** Begin **

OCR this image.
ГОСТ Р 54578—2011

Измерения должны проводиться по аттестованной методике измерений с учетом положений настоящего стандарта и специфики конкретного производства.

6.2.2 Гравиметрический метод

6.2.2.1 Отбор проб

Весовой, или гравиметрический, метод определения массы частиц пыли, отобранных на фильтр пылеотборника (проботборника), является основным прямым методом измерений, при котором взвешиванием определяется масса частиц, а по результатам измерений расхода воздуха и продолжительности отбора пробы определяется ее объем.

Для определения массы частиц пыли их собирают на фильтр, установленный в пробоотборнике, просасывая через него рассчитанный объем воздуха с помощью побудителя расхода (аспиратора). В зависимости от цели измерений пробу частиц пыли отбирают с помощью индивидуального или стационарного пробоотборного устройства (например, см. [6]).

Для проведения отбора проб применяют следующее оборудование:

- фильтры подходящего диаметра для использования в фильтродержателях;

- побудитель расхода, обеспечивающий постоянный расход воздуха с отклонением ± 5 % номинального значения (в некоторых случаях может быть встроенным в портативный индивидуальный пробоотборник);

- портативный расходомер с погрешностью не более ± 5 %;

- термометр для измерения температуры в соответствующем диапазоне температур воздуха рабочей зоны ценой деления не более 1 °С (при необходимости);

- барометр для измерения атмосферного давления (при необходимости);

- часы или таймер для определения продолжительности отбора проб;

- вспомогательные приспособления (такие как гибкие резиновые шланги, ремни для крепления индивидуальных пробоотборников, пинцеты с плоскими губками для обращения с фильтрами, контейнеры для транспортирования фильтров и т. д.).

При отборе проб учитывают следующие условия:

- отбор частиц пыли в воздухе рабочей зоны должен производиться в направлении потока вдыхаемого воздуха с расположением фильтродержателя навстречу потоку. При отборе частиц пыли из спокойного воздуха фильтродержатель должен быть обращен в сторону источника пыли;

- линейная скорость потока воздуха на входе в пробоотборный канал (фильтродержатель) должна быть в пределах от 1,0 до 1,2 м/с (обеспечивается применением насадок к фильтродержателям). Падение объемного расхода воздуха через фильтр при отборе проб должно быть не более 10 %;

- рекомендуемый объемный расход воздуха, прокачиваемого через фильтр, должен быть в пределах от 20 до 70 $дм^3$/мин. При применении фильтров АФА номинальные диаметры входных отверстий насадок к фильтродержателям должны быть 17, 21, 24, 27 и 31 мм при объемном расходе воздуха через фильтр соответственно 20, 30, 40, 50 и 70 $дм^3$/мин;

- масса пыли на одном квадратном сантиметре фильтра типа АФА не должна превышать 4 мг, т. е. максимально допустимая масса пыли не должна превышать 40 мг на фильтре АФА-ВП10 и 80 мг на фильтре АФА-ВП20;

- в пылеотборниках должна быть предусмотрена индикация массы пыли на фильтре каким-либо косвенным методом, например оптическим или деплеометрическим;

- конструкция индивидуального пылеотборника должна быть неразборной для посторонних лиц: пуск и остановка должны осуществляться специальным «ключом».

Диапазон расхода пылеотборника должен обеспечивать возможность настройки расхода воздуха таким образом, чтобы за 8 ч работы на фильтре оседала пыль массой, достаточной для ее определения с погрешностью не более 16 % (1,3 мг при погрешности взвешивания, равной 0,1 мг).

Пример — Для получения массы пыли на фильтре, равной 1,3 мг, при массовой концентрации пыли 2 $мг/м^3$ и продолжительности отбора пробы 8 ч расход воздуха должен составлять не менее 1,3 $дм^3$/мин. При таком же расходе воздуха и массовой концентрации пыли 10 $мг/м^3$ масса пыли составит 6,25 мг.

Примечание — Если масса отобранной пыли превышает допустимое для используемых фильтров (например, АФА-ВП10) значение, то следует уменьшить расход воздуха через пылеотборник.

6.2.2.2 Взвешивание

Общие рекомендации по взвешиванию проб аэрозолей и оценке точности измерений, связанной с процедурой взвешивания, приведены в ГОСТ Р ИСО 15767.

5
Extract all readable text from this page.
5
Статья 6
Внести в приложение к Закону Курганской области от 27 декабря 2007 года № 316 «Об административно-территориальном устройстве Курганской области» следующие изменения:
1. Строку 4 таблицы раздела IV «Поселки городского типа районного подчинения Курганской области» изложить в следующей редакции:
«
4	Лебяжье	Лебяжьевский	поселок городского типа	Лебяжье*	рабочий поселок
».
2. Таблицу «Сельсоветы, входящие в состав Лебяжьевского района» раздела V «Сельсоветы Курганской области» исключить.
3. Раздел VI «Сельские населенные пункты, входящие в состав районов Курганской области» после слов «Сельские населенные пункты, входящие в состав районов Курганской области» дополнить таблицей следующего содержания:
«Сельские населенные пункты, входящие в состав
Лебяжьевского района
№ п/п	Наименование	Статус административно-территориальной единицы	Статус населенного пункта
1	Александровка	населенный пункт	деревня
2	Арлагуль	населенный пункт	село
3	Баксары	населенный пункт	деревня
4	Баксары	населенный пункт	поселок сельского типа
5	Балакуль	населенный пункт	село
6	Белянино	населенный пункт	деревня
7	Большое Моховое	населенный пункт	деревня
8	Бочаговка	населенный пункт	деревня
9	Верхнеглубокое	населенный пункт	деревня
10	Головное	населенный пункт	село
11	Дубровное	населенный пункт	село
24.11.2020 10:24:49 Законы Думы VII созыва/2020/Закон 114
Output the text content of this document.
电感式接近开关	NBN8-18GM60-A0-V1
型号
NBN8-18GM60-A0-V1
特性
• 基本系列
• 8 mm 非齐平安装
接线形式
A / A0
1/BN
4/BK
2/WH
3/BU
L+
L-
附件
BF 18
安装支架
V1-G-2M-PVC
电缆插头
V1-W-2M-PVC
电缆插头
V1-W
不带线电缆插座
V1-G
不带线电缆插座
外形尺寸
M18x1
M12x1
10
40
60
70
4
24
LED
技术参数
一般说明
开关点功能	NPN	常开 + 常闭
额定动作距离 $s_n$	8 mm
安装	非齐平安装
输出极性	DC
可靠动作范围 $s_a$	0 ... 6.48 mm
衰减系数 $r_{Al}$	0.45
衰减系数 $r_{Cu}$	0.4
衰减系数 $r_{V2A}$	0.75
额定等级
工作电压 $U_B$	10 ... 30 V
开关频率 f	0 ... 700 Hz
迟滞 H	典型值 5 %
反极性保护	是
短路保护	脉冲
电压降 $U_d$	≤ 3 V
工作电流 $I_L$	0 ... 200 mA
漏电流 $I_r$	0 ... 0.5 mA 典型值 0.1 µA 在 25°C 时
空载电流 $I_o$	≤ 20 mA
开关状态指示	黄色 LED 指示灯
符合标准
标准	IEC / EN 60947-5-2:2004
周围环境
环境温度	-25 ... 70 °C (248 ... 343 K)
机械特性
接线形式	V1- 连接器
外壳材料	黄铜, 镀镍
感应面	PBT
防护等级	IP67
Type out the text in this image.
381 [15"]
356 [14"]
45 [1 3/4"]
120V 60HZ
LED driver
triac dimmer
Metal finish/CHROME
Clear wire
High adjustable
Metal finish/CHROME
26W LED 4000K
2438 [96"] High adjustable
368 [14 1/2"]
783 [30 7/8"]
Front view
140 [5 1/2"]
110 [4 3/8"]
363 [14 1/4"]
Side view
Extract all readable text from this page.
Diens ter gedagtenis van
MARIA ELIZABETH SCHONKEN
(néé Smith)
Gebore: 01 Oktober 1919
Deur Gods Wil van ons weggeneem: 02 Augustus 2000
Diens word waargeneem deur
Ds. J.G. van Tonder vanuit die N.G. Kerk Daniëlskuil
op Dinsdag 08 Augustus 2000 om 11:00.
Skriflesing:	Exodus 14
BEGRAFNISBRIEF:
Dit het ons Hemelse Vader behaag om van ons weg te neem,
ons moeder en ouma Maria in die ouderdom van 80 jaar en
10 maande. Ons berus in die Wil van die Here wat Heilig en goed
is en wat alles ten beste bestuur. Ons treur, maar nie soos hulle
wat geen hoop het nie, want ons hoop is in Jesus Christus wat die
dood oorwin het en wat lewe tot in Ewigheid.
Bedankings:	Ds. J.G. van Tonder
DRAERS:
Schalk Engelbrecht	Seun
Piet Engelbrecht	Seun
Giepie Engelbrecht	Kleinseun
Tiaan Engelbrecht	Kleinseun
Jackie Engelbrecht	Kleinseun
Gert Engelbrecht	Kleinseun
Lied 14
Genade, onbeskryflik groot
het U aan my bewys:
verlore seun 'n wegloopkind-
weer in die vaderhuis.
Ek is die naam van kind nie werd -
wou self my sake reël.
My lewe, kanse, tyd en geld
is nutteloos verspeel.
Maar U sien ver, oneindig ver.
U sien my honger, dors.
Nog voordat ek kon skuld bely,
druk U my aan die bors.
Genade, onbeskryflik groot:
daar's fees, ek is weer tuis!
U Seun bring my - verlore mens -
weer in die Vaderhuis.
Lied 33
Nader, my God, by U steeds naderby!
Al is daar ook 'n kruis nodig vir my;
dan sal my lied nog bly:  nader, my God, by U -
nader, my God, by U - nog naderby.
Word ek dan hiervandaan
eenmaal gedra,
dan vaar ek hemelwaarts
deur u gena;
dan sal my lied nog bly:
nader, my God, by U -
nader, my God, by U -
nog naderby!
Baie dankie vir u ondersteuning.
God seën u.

** End **

Task instructions.
Reproduce exactly the lines from the one with "Type out the text in this image." through the end of the entries above, both ends included.

Exercise result.
Type out the text in this image.
381 [15"]
356 [14"]
45 [1 3/4"]
120V 60HZ
LED driver
triac dimmer
Metal finish/CHROME
Clear wire
High adjustable
Metal finish/CHROME
26W LED 4000K
2438 [96"] High adjustable
368 [14 1/2"]
783 [30 7/8"]
Front view
140 [5 1/2"]
110 [4 3/8"]
363 [14 1/4"]
Side view
Extract all readable text from this page.
Diens ter gedagtenis van
MARIA ELIZABETH SCHONKEN
(néé Smith)
Gebore: 01 Oktober 1919
Deur Gods Wil van ons weggeneem: 02 Augustus 2000
Diens word waargeneem deur
Ds. J.G. van Tonder vanuit die N.G. Kerk Daniëlskuil
op Dinsdag 08 Augustus 2000 om 11:00.
Skriflesing:	Exodus 14
BEGRAFNISBRIEF:
Dit het ons Hemelse Vader behaag om van ons weg te neem,
ons moeder en ouma Maria in die ouderdom van 80 jaar en
10 maande. Ons berus in die Wil van die Here wat Heilig en goed
is en wat alles ten beste bestuur. Ons treur, maar nie soos hulle
wat geen hoop het nie, want ons hoop is in Jesus Christus wat die
dood oorwin het en wat lewe tot in Ewigheid.
Bedankings:	Ds. J.G. van Tonder
DRAERS:
Schalk Engelbrecht	Seun
Piet Engelbrecht	Seun
Giepie Engelbrecht	Kleinseun
Tiaan Engelbrecht	Kleinseun
Jackie Engelbrecht	Kleinseun
Gert Engelbrecht	Kleinseun
Lied 14
Genade, onbeskryflik groot
het U aan my bewys:
verlore seun 'n wegloopkind-
weer in die vaderhuis.
Ek is die naam van kind nie werd -
wou self my sake reël.
My lewe, kanse, tyd en geld
is nutteloos verspeel.
Maar U sien ver, oneindig ver.
U sien my honger, dors.
Nog voordat ek kon skuld bely,
druk U my aan die bors.
Genade, onbeskryflik groot:
daar's fees, ek is weer tuis!
U Seun bring my - verlore mens -
weer in die Vaderhuis.
Lied 33
Nader, my God, by U steeds naderby!
Al is daar ook 'n kruis nodig vir my;
dan sal my lied nog bly:  nader, my God, by U -
nader, my God, by U - nog naderby.
Word ek dan hiervandaan
eenmaal gedra,
dan vaar ek hemelwaarts
deur u gena;
dan sal my lied nog bly:
nader, my God, by U -
nader, my God, by U -
nog naderby!
Baie dankie vir u ondersteuning.
God seën u.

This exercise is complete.